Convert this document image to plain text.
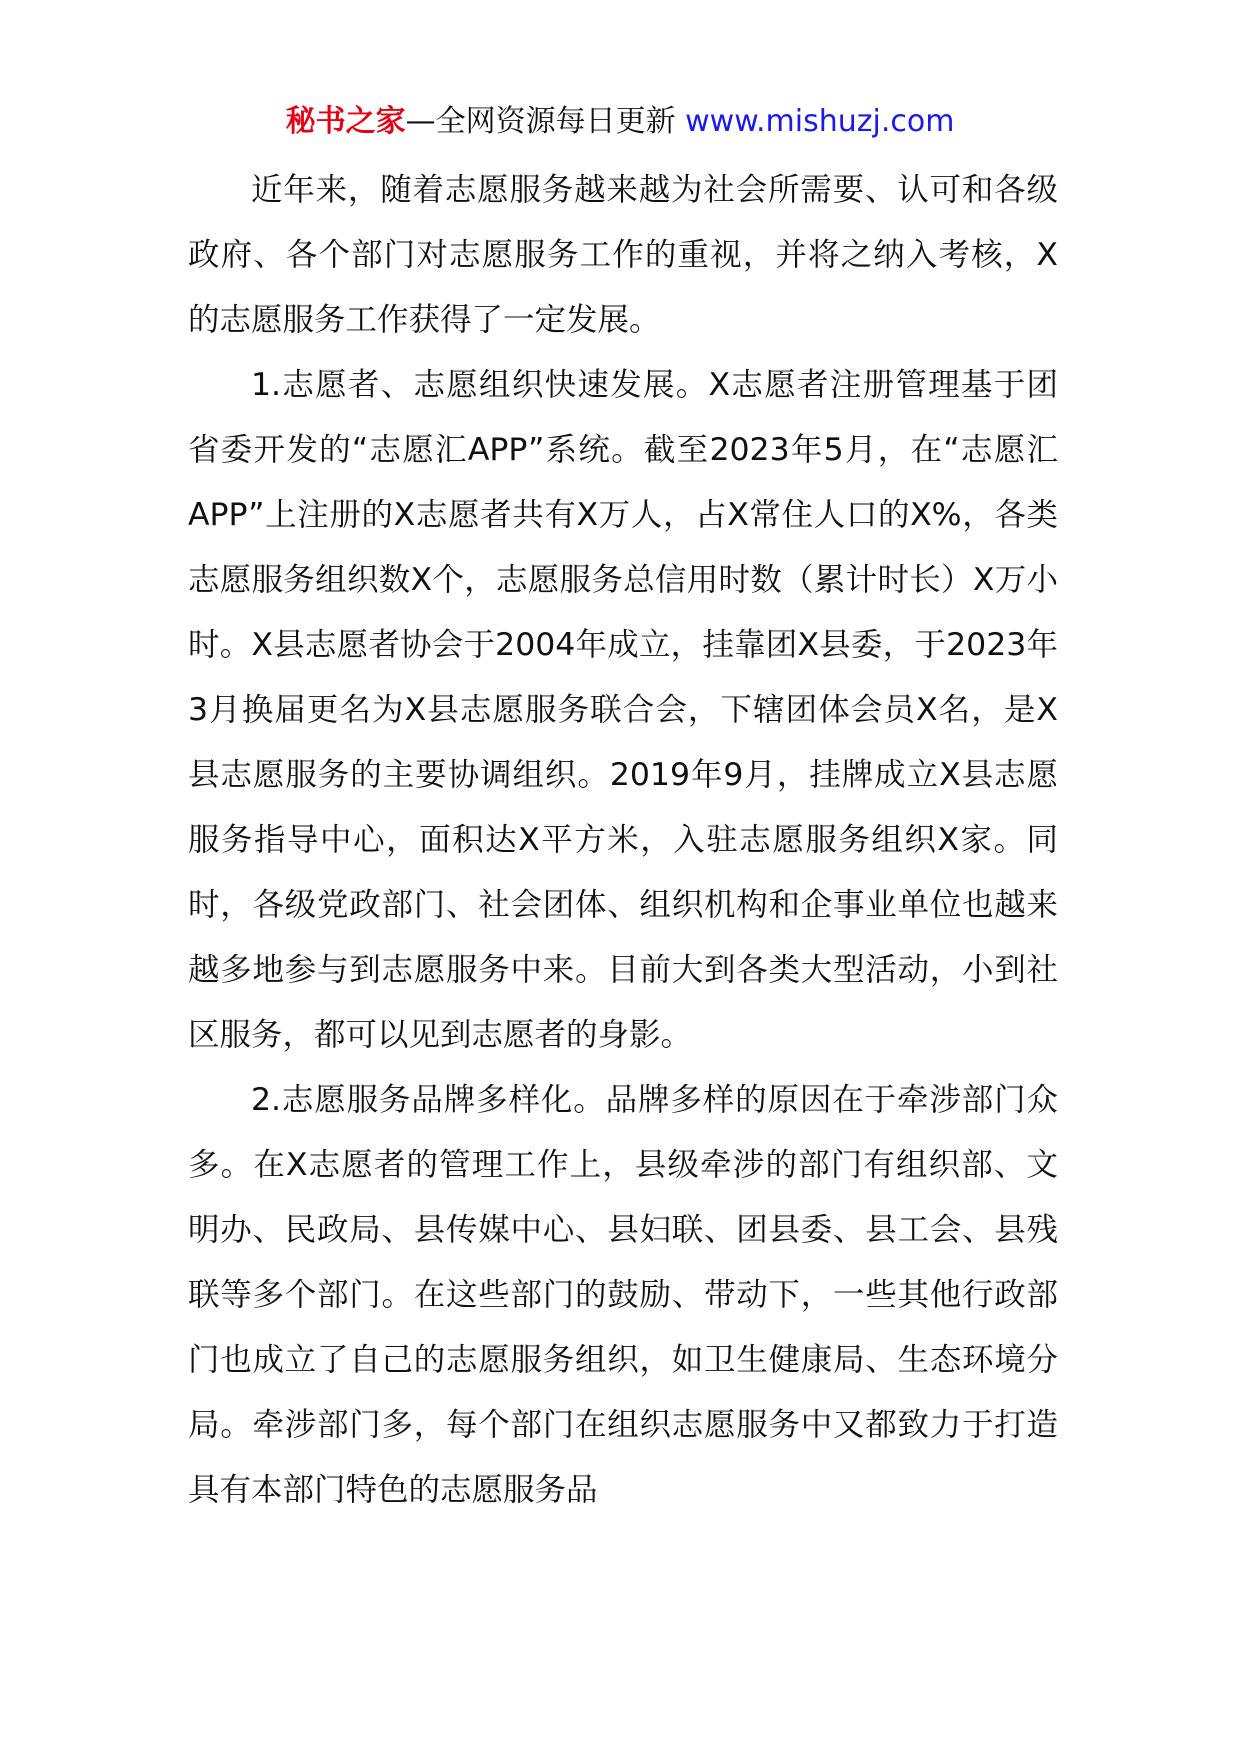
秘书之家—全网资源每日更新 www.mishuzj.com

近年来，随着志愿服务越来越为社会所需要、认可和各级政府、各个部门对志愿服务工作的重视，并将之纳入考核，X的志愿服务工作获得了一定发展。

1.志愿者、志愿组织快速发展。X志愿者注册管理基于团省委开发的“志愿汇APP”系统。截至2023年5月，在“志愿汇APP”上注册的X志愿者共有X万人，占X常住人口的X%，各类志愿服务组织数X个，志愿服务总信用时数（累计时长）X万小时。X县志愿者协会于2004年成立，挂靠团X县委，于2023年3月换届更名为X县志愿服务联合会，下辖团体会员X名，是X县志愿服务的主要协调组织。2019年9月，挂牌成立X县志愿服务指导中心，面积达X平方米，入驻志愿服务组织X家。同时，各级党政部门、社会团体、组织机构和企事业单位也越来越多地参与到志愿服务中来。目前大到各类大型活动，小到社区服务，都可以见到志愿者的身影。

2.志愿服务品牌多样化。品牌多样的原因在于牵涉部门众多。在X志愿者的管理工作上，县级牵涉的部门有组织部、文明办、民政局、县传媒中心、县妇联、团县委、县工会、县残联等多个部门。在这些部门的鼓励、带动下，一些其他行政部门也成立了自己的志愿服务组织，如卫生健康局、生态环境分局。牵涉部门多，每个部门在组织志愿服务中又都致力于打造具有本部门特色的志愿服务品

• What you have to do:
Output the lines above in full and exactly as given, omitting any pictures.

• Exercise response:
Convert this document image to plain text.
秘书之家—全网资源每日更新 www.mishuzj.com

近年来，随着志愿服务越来越为社会所需要、认可和各级政府、各个部门对志愿服务工作的重视，并将之纳入考核，X的志愿服务工作获得了一定发展。

1.志愿者、志愿组织快速发展。X志愿者注册管理基于团省委开发的“志愿汇APP”系统。截至2023年5月，在“志愿汇APP”上注册的X志愿者共有X万人，占X常住人口的X%，各类志愿服务组织数X个，志愿服务总信用时数（累计时长）X万小时。X县志愿者协会于2004年成立，挂靠团X县委，于2023年3月换届更名为X县志愿服务联合会，下辖团体会员X名，是X县志愿服务的主要协调组织。2019年9月，挂牌成立X县志愿服务指导中心，面积达X平方米，入驻志愿服务组织X家。同时，各级党政部门、社会团体、组织机构和企事业单位也越来越多地参与到志愿服务中来。目前大到各类大型活动，小到社区服务，都可以见到志愿者的身影。

2.志愿服务品牌多样化。品牌多样的原因在于牵涉部门众多。在X志愿者的管理工作上，县级牵涉的部门有组织部、文明办、民政局、县传媒中心、县妇联、团县委、县工会、县残联等多个部门。在这些部门的鼓励、带动下，一些其他行政部门也成立了自己的志愿服务组织，如卫生健康局、生态环境分局。牵涉部门多，每个部门在组织志愿服务中又都致力于打造具有本部门特色的志愿服务品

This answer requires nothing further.